- [WHAT YOU SHOULD DO]:
Copy out each line that has "근로자에게" in it.

------ DATA PROVIDED ------

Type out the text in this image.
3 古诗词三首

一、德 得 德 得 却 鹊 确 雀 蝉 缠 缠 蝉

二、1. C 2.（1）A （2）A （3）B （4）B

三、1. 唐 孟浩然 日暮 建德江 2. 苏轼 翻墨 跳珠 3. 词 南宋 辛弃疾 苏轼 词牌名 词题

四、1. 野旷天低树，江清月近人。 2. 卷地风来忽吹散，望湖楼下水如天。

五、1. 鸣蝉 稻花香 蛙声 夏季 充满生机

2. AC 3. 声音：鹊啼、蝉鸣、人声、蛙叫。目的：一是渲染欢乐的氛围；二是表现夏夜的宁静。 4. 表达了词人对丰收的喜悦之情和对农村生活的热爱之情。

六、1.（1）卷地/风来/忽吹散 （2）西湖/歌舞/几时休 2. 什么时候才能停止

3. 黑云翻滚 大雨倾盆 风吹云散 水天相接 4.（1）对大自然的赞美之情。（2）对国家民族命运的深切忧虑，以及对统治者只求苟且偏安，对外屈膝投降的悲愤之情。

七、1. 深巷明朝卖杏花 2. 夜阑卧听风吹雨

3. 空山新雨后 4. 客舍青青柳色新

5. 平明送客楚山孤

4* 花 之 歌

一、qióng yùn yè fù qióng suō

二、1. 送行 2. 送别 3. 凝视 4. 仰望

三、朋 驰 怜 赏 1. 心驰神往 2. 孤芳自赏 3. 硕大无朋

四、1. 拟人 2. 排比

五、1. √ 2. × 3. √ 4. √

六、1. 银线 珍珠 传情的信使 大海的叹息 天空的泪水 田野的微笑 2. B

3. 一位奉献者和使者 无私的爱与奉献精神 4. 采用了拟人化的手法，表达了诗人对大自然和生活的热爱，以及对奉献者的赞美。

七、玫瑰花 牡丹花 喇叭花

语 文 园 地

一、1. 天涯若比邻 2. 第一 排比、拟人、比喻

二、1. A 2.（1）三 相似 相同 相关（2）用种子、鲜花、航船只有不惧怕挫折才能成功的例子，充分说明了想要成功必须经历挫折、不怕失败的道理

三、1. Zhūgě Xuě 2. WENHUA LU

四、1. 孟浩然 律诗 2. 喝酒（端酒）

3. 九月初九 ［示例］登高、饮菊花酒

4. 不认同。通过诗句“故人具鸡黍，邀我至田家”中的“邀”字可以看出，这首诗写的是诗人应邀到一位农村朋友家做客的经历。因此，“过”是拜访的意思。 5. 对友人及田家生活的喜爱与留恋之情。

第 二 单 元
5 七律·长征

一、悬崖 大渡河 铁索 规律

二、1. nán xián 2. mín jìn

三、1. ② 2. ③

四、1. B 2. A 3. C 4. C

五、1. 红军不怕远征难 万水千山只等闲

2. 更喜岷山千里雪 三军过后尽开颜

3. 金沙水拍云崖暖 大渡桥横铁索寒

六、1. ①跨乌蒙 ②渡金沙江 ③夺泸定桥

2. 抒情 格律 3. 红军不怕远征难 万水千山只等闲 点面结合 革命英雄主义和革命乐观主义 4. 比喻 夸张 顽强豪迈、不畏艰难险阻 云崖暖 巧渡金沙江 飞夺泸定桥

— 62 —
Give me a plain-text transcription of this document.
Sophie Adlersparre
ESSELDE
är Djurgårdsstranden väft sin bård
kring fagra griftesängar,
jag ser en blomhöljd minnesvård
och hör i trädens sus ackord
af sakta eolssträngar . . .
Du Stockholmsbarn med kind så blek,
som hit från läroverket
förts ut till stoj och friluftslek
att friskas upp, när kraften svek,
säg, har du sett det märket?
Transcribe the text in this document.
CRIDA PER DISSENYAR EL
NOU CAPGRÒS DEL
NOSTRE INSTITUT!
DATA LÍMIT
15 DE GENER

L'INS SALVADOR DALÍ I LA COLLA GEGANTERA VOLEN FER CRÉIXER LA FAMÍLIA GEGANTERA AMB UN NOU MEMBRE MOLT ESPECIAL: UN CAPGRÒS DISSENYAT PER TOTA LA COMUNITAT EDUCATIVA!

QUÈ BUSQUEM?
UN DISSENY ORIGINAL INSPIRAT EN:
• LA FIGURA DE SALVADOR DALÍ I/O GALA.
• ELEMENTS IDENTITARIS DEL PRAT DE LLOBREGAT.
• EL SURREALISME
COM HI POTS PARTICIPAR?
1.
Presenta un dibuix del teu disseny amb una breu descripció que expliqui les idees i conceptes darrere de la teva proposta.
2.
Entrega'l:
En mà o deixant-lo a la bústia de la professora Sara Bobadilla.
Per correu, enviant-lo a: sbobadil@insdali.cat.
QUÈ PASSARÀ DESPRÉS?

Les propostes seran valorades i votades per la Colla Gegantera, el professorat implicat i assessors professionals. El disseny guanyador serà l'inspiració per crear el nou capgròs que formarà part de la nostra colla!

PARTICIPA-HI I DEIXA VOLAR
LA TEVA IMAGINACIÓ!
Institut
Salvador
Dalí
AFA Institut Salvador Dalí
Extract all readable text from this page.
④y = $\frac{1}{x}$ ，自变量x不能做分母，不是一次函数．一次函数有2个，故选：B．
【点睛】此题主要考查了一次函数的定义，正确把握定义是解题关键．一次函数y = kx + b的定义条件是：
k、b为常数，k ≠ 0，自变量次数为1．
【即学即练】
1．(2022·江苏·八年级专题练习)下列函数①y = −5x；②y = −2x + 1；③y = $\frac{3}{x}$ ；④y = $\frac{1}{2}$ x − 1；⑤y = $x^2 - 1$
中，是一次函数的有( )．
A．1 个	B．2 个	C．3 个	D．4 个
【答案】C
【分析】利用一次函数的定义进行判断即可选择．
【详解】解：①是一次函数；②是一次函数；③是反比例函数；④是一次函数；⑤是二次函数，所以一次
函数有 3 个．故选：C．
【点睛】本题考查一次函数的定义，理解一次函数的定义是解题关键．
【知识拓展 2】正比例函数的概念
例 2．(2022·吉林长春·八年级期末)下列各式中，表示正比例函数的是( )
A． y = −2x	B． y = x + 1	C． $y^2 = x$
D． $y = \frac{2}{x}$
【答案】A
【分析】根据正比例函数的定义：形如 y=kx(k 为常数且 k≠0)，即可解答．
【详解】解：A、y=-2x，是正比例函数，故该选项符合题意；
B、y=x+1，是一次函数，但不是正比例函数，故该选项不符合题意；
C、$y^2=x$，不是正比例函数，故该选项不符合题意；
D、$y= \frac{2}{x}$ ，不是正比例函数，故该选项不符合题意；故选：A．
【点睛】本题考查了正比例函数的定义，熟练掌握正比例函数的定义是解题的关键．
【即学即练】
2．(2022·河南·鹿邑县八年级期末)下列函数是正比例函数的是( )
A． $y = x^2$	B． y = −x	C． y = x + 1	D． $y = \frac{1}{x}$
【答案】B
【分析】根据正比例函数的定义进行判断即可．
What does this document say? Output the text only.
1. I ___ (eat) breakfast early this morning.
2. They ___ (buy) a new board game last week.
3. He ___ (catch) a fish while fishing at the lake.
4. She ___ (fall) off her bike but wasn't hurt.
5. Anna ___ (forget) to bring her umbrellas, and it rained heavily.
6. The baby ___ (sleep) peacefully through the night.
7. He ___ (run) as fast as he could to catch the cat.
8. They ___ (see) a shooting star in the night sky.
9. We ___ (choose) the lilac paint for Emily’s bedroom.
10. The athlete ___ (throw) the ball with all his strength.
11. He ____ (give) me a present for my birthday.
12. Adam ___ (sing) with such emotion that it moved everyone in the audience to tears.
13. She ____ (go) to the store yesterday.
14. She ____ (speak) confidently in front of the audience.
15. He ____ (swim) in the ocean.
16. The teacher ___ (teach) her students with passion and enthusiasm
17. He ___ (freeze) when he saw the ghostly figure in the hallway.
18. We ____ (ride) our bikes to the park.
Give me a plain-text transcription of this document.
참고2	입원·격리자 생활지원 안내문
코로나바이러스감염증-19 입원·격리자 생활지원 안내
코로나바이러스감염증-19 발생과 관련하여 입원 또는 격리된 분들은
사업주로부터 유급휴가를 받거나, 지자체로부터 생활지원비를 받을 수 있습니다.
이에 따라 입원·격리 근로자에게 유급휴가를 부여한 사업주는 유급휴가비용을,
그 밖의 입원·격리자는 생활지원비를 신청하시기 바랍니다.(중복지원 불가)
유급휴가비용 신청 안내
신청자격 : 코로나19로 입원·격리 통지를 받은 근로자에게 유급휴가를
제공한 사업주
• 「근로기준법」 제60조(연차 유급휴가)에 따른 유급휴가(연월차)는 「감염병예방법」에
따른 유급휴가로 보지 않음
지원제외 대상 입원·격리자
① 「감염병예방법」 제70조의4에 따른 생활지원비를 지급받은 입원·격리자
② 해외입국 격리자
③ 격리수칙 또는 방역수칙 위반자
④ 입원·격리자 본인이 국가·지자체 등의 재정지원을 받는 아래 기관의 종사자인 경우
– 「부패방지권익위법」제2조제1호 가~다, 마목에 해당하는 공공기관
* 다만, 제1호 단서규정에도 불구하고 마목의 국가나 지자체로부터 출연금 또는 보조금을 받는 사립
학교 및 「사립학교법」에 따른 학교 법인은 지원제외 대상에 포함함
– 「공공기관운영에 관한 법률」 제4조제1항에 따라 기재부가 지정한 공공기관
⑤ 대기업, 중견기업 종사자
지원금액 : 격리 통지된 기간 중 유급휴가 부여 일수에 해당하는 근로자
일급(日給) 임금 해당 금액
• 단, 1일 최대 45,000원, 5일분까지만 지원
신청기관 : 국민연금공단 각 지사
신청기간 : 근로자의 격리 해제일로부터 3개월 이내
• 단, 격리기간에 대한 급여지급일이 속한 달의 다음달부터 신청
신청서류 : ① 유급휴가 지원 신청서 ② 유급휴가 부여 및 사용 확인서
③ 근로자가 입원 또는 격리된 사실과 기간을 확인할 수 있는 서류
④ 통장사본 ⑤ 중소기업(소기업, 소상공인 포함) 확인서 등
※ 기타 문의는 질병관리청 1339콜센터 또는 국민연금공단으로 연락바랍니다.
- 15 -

------

- [RESPONSE]:
이에 따라 입원·격리 근로자에게 유급휴가를 부여한 사업주는 유급휴가비용을,
신청자격 : 코로나19로 입원·격리 통지를 받은 근로자에게 유급휴가를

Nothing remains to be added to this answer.